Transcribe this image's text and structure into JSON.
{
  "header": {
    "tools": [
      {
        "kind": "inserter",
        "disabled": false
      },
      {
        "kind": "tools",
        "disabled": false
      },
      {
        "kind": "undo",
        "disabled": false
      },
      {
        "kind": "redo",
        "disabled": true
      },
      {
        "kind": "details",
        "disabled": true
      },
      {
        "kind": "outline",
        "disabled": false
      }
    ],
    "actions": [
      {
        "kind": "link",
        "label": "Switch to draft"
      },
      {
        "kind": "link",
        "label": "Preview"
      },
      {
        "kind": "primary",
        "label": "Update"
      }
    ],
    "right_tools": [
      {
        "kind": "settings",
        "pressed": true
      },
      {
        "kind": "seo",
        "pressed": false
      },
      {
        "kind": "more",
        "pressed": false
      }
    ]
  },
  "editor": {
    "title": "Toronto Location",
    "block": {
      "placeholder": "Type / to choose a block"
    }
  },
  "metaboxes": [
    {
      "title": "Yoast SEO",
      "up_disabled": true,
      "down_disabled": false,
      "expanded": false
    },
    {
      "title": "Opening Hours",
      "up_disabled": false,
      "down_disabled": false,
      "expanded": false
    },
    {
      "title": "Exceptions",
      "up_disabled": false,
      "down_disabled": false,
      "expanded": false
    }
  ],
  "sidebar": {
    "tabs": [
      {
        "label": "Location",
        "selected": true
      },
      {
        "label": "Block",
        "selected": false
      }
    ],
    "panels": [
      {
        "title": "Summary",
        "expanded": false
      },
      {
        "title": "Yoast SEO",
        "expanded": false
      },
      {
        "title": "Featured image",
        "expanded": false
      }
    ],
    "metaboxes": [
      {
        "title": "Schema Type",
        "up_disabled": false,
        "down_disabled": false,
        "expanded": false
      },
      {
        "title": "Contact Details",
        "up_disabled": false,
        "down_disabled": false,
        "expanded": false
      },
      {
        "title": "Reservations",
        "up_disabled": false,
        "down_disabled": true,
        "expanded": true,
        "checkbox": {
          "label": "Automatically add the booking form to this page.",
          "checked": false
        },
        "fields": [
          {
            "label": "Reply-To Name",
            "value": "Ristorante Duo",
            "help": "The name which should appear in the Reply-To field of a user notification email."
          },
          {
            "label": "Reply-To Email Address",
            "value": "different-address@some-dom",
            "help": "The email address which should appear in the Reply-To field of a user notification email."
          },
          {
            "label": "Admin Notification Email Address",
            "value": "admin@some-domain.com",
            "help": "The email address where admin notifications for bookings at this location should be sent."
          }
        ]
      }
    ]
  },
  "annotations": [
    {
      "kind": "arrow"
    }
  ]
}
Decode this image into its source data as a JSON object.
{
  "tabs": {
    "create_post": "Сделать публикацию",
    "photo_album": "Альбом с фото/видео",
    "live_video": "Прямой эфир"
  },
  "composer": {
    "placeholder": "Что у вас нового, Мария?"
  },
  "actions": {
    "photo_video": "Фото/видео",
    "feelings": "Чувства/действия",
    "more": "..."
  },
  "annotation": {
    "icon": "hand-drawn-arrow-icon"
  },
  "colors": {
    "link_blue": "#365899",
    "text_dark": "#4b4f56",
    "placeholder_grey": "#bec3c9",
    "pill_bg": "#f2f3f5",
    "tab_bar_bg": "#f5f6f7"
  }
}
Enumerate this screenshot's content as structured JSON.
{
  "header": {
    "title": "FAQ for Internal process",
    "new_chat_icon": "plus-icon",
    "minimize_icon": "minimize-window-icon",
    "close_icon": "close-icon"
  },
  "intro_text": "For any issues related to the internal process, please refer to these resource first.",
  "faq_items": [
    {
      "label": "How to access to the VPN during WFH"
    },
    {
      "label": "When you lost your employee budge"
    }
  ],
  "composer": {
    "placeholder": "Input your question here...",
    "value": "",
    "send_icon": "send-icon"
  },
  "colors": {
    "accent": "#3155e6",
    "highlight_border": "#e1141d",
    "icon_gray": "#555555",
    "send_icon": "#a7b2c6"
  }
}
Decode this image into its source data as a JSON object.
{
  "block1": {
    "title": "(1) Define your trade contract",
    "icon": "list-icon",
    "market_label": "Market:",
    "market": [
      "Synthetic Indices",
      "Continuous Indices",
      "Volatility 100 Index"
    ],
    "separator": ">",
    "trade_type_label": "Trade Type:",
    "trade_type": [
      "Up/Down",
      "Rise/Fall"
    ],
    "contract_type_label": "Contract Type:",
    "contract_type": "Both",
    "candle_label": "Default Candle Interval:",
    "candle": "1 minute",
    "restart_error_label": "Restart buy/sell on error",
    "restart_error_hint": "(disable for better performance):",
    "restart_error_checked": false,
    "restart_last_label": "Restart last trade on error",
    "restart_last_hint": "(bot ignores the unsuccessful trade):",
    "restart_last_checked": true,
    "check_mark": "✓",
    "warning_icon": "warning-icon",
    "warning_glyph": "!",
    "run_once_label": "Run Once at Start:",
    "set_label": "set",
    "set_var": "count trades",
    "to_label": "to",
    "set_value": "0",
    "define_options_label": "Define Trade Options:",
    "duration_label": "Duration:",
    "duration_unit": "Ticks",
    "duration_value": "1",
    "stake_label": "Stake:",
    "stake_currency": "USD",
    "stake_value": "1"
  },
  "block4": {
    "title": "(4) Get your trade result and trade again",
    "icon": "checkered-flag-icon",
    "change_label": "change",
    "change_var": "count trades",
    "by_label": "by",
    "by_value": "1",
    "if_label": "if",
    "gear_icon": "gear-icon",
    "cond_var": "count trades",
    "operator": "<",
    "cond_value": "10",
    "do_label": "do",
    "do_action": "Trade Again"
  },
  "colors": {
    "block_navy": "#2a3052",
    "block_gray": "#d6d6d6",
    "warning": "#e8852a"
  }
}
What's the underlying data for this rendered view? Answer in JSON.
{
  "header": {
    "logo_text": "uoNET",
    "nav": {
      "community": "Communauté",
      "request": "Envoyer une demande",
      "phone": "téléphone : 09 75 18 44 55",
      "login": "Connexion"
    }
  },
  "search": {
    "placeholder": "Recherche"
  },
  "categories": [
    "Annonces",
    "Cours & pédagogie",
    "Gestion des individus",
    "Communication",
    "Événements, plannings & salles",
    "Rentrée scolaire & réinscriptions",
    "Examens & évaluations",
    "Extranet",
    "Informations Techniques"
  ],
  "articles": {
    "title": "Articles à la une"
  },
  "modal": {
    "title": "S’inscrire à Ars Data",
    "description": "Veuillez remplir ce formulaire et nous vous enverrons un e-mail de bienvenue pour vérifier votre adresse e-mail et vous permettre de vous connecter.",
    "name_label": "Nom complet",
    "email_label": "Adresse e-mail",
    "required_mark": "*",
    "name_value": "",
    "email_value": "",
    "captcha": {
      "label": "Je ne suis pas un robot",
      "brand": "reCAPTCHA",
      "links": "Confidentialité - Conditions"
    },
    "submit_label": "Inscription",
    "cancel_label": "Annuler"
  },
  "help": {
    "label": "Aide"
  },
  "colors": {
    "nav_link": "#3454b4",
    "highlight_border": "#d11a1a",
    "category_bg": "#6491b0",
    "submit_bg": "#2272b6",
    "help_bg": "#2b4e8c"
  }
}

········

--- Your objective ---
Respond with the number of lines containing "user" and no additional words.

--- Completed task ---
2